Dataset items
☆ ☆ ☆ ☆ ☆

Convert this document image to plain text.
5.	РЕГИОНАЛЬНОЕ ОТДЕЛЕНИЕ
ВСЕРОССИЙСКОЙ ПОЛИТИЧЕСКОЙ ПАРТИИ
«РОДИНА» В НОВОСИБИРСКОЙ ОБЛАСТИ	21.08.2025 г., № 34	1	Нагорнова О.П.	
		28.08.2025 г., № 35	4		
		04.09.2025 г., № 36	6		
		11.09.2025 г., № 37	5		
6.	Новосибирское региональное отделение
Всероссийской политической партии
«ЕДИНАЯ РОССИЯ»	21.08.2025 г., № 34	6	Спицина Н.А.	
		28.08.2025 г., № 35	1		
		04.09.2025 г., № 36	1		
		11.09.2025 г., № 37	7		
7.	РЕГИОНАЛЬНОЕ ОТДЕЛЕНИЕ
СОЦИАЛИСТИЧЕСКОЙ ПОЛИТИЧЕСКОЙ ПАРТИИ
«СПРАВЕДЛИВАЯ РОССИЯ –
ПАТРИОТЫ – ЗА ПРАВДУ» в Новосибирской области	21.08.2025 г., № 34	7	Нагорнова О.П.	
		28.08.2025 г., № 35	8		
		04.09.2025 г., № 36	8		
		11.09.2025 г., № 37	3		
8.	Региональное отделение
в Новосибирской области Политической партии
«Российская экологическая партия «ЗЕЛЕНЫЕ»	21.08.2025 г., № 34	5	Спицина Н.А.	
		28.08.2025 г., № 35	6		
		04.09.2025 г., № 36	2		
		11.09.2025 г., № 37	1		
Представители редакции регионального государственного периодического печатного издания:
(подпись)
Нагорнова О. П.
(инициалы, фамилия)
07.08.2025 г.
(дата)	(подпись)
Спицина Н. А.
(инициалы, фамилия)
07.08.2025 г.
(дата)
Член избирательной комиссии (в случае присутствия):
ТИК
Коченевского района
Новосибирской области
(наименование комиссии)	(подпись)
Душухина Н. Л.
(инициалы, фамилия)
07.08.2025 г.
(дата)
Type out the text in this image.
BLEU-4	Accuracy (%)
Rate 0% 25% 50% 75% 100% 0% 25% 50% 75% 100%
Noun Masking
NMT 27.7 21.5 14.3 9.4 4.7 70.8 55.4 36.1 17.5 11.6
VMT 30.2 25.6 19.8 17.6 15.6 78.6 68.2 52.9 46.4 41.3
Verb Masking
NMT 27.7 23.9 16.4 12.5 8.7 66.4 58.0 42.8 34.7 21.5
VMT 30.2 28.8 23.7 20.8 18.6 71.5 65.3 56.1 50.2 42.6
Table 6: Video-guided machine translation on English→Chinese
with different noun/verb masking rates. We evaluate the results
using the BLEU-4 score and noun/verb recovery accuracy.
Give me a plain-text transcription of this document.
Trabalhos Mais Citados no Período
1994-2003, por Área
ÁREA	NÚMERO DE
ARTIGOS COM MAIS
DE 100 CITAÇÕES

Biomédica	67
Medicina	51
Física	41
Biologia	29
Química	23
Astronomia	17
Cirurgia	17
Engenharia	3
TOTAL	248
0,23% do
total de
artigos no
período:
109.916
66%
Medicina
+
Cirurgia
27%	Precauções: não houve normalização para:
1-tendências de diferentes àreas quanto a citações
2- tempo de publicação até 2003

☆ ☆ ☆ ☆ ☆

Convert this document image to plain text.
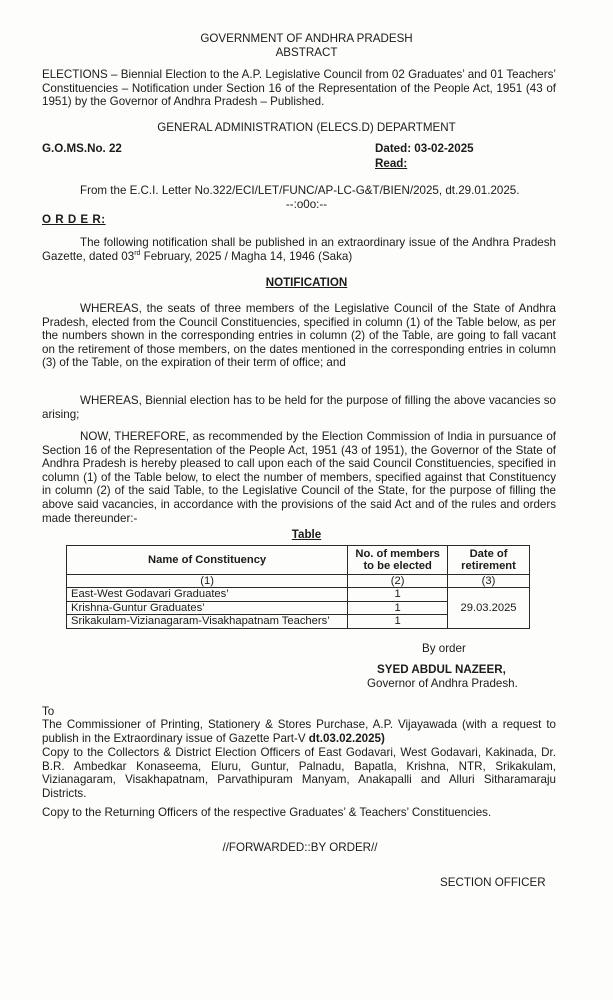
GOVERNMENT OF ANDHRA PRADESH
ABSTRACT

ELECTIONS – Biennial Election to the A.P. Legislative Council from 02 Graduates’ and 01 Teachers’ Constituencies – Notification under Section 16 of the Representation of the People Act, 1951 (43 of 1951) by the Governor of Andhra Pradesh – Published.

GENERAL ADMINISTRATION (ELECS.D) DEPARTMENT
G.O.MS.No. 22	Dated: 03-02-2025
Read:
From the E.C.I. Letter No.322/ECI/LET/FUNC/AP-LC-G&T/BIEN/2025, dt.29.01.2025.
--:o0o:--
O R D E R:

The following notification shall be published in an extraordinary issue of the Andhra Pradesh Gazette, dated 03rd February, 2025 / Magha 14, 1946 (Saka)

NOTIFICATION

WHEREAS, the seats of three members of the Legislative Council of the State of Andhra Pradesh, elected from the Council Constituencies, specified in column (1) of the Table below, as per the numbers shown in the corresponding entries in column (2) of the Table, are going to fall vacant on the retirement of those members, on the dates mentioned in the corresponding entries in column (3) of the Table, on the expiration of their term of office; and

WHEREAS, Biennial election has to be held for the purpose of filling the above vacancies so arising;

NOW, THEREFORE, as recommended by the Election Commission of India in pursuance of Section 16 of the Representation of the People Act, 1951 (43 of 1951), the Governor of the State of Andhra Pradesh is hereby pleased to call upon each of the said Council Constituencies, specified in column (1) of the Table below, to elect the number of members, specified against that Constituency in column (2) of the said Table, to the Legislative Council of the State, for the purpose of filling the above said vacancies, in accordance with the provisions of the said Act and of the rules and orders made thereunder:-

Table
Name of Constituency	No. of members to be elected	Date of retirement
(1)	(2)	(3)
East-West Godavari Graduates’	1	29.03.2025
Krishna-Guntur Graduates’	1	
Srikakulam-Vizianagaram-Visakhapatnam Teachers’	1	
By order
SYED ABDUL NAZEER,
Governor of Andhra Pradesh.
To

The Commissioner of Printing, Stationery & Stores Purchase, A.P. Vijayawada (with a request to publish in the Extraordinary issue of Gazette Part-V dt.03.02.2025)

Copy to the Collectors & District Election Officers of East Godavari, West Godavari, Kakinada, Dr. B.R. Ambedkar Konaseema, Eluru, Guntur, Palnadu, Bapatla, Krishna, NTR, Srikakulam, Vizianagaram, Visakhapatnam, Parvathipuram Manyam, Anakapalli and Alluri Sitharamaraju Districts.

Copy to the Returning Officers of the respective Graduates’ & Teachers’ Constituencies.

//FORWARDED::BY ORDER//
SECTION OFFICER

☆ ☆ ☆ ☆ ☆

**The request**. Where a line of the material above holds the string "Нагорнова", copy that line.

**Exercise result**.
«РОДИНА» В НОВОСИБИРСКОЙ ОБЛАСТИ	21.08.2025 г., № 34	1	Нагорнова О.П.	
ПАТРИОТЫ – ЗА ПРАВДУ» в Новосибирской области	21.08.2025 г., № 34	7	Нагорнова О.П.	
Нагорнова О. П.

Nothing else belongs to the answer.